• **Information supplied**:
++++++++

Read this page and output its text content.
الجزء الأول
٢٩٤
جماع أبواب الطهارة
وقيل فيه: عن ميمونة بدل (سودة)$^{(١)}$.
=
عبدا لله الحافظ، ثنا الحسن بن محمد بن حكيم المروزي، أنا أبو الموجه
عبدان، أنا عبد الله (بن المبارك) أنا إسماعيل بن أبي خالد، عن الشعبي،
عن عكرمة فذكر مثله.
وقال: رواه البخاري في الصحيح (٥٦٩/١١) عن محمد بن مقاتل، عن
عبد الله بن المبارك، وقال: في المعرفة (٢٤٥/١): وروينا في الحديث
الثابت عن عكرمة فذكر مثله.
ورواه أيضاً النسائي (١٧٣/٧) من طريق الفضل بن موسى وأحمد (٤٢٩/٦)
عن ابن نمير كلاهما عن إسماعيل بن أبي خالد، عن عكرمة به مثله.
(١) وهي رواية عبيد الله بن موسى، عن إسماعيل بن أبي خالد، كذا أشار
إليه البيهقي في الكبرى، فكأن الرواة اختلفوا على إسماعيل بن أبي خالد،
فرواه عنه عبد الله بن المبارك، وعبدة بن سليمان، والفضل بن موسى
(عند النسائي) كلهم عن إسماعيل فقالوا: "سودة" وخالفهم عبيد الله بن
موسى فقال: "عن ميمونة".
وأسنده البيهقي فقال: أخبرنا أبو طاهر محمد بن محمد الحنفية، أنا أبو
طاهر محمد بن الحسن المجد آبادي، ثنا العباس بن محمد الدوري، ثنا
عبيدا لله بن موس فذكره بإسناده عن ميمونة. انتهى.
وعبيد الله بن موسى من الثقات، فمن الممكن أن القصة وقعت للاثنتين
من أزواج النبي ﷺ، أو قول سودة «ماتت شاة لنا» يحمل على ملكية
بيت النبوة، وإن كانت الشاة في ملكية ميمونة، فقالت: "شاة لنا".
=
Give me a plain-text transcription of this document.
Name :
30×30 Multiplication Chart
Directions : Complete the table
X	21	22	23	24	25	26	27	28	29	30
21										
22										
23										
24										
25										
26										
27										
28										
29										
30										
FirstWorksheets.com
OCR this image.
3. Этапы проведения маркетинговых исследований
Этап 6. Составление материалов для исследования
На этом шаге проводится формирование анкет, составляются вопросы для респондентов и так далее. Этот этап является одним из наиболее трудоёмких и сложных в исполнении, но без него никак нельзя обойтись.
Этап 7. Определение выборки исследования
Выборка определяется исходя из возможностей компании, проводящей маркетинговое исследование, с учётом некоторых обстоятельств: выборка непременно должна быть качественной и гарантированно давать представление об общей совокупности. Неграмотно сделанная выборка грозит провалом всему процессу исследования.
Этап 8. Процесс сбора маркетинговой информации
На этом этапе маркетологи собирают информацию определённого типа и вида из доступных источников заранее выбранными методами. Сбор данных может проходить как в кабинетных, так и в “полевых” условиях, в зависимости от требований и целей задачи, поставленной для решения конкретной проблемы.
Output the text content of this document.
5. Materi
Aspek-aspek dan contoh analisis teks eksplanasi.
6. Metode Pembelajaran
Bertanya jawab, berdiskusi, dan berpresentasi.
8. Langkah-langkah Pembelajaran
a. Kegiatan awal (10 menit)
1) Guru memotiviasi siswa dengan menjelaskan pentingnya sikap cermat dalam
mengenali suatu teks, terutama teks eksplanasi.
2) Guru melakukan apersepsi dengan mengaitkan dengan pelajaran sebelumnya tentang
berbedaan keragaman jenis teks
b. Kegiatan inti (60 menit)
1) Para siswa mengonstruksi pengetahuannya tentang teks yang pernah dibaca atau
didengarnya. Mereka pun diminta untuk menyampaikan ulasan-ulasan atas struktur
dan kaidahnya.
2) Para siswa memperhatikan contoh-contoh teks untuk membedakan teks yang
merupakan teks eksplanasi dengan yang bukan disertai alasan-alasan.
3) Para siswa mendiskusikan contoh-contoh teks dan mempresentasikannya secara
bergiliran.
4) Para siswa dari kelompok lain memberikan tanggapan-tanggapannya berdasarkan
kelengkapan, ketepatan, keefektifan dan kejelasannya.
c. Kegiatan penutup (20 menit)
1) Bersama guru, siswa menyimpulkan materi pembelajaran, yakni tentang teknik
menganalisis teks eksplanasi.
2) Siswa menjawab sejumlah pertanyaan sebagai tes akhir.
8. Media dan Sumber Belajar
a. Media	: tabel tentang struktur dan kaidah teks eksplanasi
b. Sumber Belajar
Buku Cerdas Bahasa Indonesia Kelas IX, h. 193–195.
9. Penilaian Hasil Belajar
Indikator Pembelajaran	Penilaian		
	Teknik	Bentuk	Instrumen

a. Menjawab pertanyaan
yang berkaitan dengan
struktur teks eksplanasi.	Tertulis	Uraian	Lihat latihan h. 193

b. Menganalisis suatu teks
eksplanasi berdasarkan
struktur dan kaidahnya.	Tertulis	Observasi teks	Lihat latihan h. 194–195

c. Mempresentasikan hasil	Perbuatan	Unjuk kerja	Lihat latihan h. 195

++++++++

• **Required work**: Copy out the whole listing exactly as written.

• **Solution**:
Read this page and output its text content.
الجزء الأول
٢٩٤
جماع أبواب الطهارة
وقيل فيه: عن ميمونة بدل (سودة)$^{(١)}$.
=
عبدا لله الحافظ، ثنا الحسن بن محمد بن حكيم المروزي، أنا أبو الموجه
عبدان، أنا عبد الله (بن المبارك) أنا إسماعيل بن أبي خالد، عن الشعبي،
عن عكرمة فذكر مثله.
وقال: رواه البخاري في الصحيح (٥٦٩/١١) عن محمد بن مقاتل، عن
عبد الله بن المبارك، وقال: في المعرفة (٢٤٥/١): وروينا في الحديث
الثابت عن عكرمة فذكر مثله.
ورواه أيضاً النسائي (١٧٣/٧) من طريق الفضل بن موسى وأحمد (٤٢٩/٦)
عن ابن نمير كلاهما عن إسماعيل بن أبي خالد، عن عكرمة به مثله.
(١) وهي رواية عبيد الله بن موسى، عن إسماعيل بن أبي خالد، كذا أشار
إليه البيهقي في الكبرى، فكأن الرواة اختلفوا على إسماعيل بن أبي خالد،
فرواه عنه عبد الله بن المبارك، وعبدة بن سليمان، والفضل بن موسى
(عند النسائي) كلهم عن إسماعيل فقالوا: "سودة" وخالفهم عبيد الله بن
موسى فقال: "عن ميمونة".
وأسنده البيهقي فقال: أخبرنا أبو طاهر محمد بن محمد الحنفية، أنا أبو
طاهر محمد بن الحسن المجد آبادي، ثنا العباس بن محمد الدوري، ثنا
عبيدا لله بن موس فذكره بإسناده عن ميمونة. انتهى.
وعبيد الله بن موسى من الثقات، فمن الممكن أن القصة وقعت للاثنتين
من أزواج النبي ﷺ، أو قول سودة «ماتت شاة لنا» يحمل على ملكية
بيت النبوة، وإن كانت الشاة في ملكية ميمونة، فقالت: "شاة لنا".
=
Give me a plain-text transcription of this document.
Name :
30×30 Multiplication Chart
Directions : Complete the table
X	21	22	23	24	25	26	27	28	29	30
21										
22										
23										
24										
25										
26										
27										
28										
29										
30										
FirstWorksheets.com
OCR this image.
3. Этапы проведения маркетинговых исследований
Этап 6. Составление материалов для исследования
На этом шаге проводится формирование анкет, составляются вопросы для респондентов и так далее. Этот этап является одним из наиболее трудоёмких и сложных в исполнении, но без него никак нельзя обойтись.
Этап 7. Определение выборки исследования
Выборка определяется исходя из возможностей компании, проводящей маркетинговое исследование, с учётом некоторых обстоятельств: выборка непременно должна быть качественной и гарантированно давать представление об общей совокупности. Неграмотно сделанная выборка грозит провалом всему процессу исследования.
Этап 8. Процесс сбора маркетинговой информации
На этом этапе маркетологи собирают информацию определённого типа и вида из доступных источников заранее выбранными методами. Сбор данных может проходить как в кабинетных, так и в “полевых” условиях, в зависимости от требований и целей задачи, поставленной для решения конкретной проблемы.
Output the text content of this document.
5. Materi
Aspek-aspek dan contoh analisis teks eksplanasi.
6. Metode Pembelajaran
Bertanya jawab, berdiskusi, dan berpresentasi.
8. Langkah-langkah Pembelajaran
a. Kegiatan awal (10 menit)
1) Guru memotiviasi siswa dengan menjelaskan pentingnya sikap cermat dalam
mengenali suatu teks, terutama teks eksplanasi.
2) Guru melakukan apersepsi dengan mengaitkan dengan pelajaran sebelumnya tentang
berbedaan keragaman jenis teks
b. Kegiatan inti (60 menit)
1) Para siswa mengonstruksi pengetahuannya tentang teks yang pernah dibaca atau
didengarnya. Mereka pun diminta untuk menyampaikan ulasan-ulasan atas struktur
dan kaidahnya.
2) Para siswa memperhatikan contoh-contoh teks untuk membedakan teks yang
merupakan teks eksplanasi dengan yang bukan disertai alasan-alasan.
3) Para siswa mendiskusikan contoh-contoh teks dan mempresentasikannya secara
bergiliran.
4) Para siswa dari kelompok lain memberikan tanggapan-tanggapannya berdasarkan
kelengkapan, ketepatan, keefektifan dan kejelasannya.
c. Kegiatan penutup (20 menit)
1) Bersama guru, siswa menyimpulkan materi pembelajaran, yakni tentang teknik
menganalisis teks eksplanasi.
2) Siswa menjawab sejumlah pertanyaan sebagai tes akhir.
8. Media dan Sumber Belajar
a. Media	: tabel tentang struktur dan kaidah teks eksplanasi
b. Sumber Belajar
Buku Cerdas Bahasa Indonesia Kelas IX, h. 193–195.
9. Penilaian Hasil Belajar
Indikator Pembelajaran	Penilaian		
	Teknik	Bentuk	Instrumen

a. Menjawab pertanyaan
yang berkaitan dengan
struktur teks eksplanasi.	Tertulis	Uraian	Lihat latihan h. 193

b. Menganalisis suatu teks
eksplanasi berdasarkan
struktur dan kaidahnya.	Tertulis	Observasi teks	Lihat latihan h. 194–195

c. Mempresentasikan hasil	Perbuatan	Unjuk kerja	Lihat latihan h. 195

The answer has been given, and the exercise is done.